For each line below that includes the word "oleh", make a copy.
## Start Information shown
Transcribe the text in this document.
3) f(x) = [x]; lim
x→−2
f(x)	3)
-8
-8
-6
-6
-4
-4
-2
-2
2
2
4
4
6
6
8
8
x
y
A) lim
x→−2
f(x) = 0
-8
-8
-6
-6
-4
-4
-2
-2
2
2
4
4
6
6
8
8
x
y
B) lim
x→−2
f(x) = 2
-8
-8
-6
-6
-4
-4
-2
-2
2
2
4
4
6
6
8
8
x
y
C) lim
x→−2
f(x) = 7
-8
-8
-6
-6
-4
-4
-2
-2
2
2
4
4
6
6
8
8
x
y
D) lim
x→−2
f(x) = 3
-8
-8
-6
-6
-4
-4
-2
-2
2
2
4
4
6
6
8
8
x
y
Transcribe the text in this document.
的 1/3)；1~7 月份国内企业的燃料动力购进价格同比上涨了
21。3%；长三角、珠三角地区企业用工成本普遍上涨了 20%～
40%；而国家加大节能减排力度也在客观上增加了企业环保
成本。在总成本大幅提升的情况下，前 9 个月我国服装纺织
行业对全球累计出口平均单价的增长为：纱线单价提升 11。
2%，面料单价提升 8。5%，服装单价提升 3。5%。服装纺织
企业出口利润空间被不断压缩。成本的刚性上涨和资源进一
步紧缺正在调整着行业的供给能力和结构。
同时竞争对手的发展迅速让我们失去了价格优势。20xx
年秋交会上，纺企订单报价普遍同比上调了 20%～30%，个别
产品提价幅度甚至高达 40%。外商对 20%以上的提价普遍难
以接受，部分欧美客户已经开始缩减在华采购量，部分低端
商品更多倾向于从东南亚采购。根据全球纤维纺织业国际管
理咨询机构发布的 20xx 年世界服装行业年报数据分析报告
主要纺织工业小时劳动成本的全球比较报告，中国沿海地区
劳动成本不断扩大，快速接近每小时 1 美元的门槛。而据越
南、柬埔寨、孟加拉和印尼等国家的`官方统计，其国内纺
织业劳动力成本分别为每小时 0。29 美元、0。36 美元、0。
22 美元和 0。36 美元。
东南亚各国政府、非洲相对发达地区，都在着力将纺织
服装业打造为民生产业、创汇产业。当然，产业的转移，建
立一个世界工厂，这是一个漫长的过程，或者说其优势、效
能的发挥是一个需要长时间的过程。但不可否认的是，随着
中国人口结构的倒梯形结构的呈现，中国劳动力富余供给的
## End Information shown
## Start Information shown
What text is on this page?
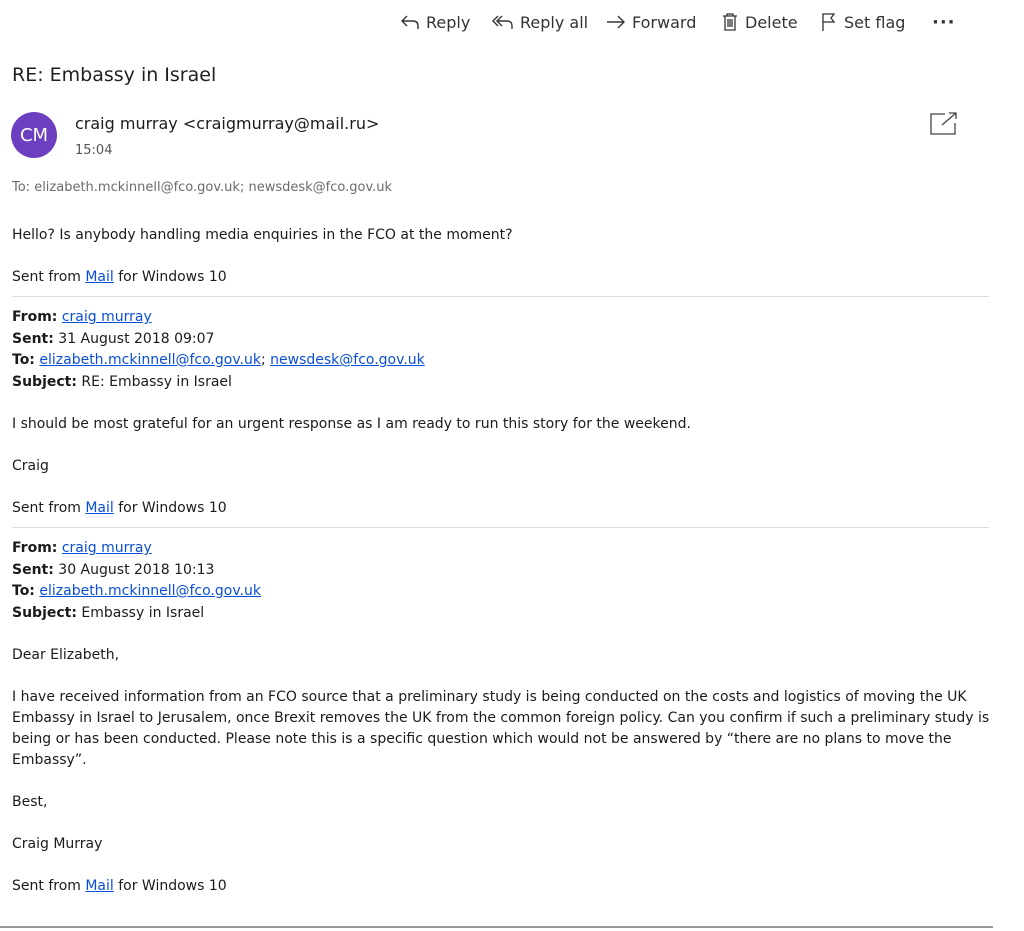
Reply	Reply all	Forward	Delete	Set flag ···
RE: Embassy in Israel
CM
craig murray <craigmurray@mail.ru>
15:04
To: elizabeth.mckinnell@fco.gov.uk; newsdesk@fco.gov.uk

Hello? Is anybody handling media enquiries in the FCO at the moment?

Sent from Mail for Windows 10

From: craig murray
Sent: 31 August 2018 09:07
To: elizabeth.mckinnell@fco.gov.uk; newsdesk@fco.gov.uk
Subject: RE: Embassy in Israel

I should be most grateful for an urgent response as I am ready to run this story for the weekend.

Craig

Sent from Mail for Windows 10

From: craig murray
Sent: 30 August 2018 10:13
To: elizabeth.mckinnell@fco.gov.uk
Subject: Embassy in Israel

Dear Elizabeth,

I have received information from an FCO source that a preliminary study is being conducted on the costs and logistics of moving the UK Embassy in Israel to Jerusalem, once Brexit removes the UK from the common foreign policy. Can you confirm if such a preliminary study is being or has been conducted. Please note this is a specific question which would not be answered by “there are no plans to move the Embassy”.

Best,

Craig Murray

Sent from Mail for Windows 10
## End Information shown
## Start Information shown
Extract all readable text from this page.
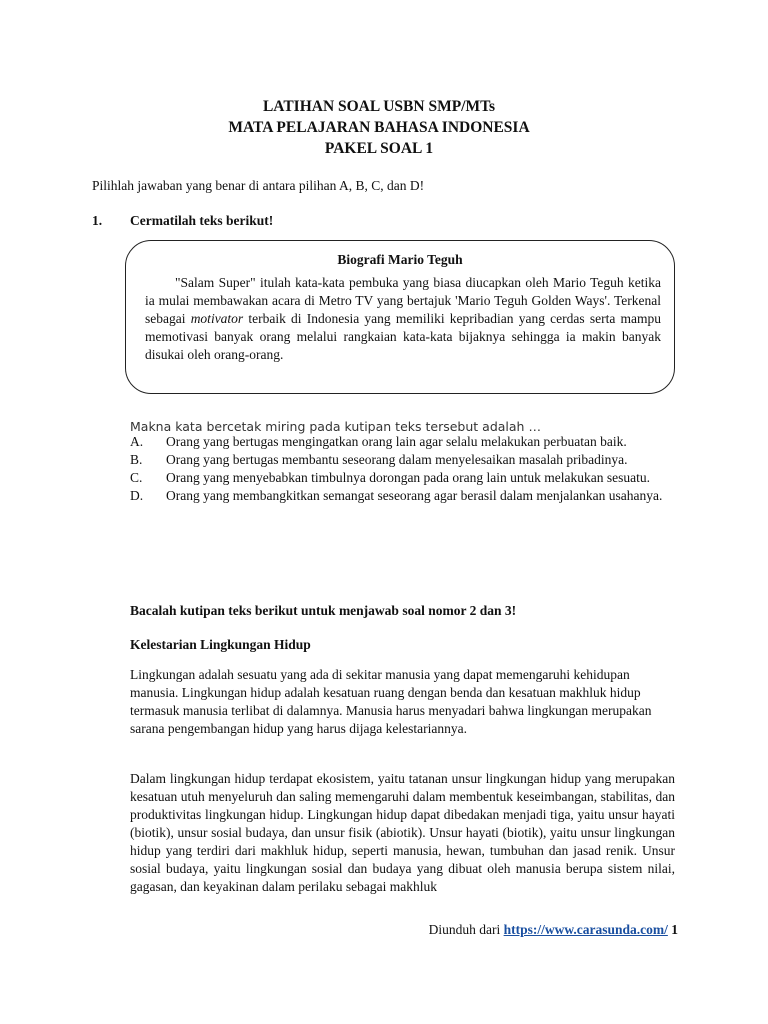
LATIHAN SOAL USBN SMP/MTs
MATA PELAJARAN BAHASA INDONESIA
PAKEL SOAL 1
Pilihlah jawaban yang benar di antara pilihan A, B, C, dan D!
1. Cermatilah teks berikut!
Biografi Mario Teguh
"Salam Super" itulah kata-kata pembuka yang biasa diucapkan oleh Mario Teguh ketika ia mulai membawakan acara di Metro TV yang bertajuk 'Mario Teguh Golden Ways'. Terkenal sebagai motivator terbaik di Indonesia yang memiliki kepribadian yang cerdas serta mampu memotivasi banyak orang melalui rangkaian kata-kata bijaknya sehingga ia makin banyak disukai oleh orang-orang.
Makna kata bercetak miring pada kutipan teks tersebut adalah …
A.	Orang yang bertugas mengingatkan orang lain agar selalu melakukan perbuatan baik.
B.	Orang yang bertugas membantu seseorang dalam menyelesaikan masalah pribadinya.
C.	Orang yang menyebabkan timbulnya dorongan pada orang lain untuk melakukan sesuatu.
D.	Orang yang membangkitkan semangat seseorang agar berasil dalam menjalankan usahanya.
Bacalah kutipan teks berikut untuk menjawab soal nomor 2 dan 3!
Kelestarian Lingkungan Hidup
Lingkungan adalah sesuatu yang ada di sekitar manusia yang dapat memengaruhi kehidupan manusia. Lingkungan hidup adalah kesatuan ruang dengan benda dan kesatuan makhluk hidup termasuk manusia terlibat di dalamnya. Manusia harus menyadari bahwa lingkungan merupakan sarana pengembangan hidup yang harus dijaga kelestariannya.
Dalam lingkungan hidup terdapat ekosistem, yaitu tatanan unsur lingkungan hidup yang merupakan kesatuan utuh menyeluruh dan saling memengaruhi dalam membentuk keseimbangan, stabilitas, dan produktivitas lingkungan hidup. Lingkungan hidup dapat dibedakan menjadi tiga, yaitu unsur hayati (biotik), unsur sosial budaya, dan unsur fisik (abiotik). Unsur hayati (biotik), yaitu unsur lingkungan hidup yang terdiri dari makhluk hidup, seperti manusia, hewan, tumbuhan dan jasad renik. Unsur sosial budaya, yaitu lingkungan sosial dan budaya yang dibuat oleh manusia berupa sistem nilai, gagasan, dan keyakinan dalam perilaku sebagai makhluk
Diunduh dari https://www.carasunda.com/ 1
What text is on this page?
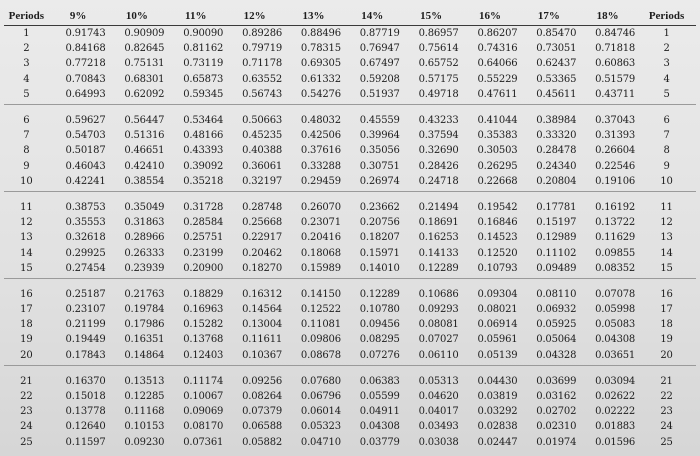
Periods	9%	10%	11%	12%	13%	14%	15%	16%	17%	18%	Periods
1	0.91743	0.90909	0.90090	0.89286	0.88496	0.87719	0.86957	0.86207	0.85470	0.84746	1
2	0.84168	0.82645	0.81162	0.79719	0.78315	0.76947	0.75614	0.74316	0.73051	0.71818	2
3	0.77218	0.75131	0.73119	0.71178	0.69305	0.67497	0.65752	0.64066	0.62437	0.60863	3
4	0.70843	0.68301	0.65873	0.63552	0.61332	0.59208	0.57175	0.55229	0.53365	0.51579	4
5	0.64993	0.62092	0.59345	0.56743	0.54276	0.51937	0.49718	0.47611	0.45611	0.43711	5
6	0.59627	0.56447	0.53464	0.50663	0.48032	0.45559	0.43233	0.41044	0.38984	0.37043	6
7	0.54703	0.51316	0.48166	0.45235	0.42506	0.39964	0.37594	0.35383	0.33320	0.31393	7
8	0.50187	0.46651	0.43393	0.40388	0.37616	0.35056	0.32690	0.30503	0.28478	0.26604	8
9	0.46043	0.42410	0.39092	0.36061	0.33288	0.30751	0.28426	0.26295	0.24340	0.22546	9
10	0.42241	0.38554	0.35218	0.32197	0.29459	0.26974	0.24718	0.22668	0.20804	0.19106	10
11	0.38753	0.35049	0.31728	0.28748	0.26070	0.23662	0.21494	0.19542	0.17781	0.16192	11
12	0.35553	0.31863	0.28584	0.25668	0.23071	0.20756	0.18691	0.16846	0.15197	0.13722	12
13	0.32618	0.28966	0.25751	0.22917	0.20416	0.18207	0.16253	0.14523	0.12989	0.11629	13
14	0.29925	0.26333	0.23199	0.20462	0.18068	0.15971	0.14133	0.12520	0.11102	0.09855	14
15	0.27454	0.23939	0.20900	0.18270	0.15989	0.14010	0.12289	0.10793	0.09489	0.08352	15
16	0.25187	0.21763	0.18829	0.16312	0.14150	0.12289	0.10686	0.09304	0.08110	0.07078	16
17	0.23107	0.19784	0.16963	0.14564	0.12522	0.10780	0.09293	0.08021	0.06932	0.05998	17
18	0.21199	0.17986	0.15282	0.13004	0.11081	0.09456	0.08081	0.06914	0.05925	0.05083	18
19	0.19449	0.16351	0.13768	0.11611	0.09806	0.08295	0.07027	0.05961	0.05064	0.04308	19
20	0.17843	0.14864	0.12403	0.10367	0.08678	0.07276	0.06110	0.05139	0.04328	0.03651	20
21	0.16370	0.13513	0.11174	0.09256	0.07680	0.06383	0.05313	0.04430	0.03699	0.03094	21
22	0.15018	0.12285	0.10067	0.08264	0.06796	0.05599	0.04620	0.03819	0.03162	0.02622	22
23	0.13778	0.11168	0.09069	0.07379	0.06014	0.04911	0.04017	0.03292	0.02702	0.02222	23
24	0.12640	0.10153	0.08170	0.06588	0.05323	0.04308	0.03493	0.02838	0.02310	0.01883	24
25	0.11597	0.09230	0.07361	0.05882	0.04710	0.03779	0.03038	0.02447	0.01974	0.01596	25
## End Information shown
▶ **Response to the exercise**
"Salam Super" itulah kata-kata pembuka yang biasa diucapkan oleh Mario Teguh ketika ia mulai membawakan acara di Metro TV yang bertajuk 'Mario Teguh Golden Ways'. Terkenal sebagai motivator terbaik di Indonesia yang memiliki kepribadian yang cerdas serta mampu memotivasi banyak orang melalui rangkaian kata-kata bijaknya sehingga ia makin banyak disukai oleh orang-orang.
Dalam lingkungan hidup terdapat ekosistem, yaitu tatanan unsur lingkungan hidup yang merupakan kesatuan utuh menyeluruh dan saling memengaruhi dalam membentuk keseimbangan, stabilitas, dan produktivitas lingkungan hidup. Lingkungan hidup dapat dibedakan menjadi tiga, yaitu unsur hayati (biotik), unsur sosial budaya, dan unsur fisik (abiotik). Unsur hayati (biotik), yaitu unsur lingkungan hidup yang terdiri dari makhluk hidup, seperti manusia, hewan, tumbuhan dan jasad renik. Unsur sosial budaya, yaitu lingkungan sosial dan budaya yang dibuat oleh manusia berupa sistem nilai, gagasan, dan keyakinan dalam perilaku sebagai makhluk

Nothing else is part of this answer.